(Items listed in a dataset)
********************

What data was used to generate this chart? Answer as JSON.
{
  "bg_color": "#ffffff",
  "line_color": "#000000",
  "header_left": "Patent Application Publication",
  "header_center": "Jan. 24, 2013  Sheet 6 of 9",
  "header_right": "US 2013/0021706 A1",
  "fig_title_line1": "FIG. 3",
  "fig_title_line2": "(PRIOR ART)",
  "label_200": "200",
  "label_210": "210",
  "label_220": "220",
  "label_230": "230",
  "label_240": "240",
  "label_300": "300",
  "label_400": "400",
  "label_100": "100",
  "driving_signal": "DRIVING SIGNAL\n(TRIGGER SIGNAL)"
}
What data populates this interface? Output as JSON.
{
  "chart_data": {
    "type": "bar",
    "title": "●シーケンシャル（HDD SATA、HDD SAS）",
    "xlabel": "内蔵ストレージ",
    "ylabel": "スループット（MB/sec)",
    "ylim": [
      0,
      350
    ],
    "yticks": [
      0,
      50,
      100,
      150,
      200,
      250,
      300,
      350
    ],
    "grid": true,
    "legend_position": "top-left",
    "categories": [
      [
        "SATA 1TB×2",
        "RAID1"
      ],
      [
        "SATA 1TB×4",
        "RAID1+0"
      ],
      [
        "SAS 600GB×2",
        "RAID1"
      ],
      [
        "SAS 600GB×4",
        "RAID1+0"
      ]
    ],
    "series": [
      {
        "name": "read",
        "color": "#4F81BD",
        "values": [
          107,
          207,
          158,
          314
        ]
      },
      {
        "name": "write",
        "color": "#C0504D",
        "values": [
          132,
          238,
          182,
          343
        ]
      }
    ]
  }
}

********************

Give back the whole listing exactly as it reads.

## PROBLEM SOLUTION:
What data was used to generate this chart? Answer as JSON.
{
  "bg_color": "#ffffff",
  "line_color": "#000000",
  "header_left": "Patent Application Publication",
  "header_center": "Jan. 24, 2013  Sheet 6 of 9",
  "header_right": "US 2013/0021706 A1",
  "fig_title_line1": "FIG. 3",
  "fig_title_line2": "(PRIOR ART)",
  "label_200": "200",
  "label_210": "210",
  "label_220": "220",
  "label_230": "230",
  "label_240": "240",
  "label_300": "300",
  "label_400": "400",
  "label_100": "100",
  "driving_signal": "DRIVING SIGNAL\n(TRIGGER SIGNAL)"
}
What data populates this interface? Output as JSON.
{
  "chart_data": {
    "type": "bar",
    "title": "●シーケンシャル（HDD SATA、HDD SAS）",
    "xlabel": "内蔵ストレージ",
    "ylabel": "スループット（MB/sec)",
    "ylim": [
      0,
      350
    ],
    "yticks": [
      0,
      50,
      100,
      150,
      200,
      250,
      300,
      350
    ],
    "grid": true,
    "legend_position": "top-left",
    "categories": [
      [
        "SATA 1TB×2",
        "RAID1"
      ],
      [
        "SATA 1TB×4",
        "RAID1+0"
      ],
      [
        "SAS 600GB×2",
        "RAID1"
      ],
      [
        "SAS 600GB×4",
        "RAID1+0"
      ]
    ],
    "series": [
      {
        "name": "read",
        "color": "#4F81BD",
        "values": [
          107,
          207,
          158,
          314
        ]
      },
      {
        "name": "write",
        "color": "#C0504D",
        "values": [
          132,
          238,
          182,
          343
        ]
      }
    ]
  }
}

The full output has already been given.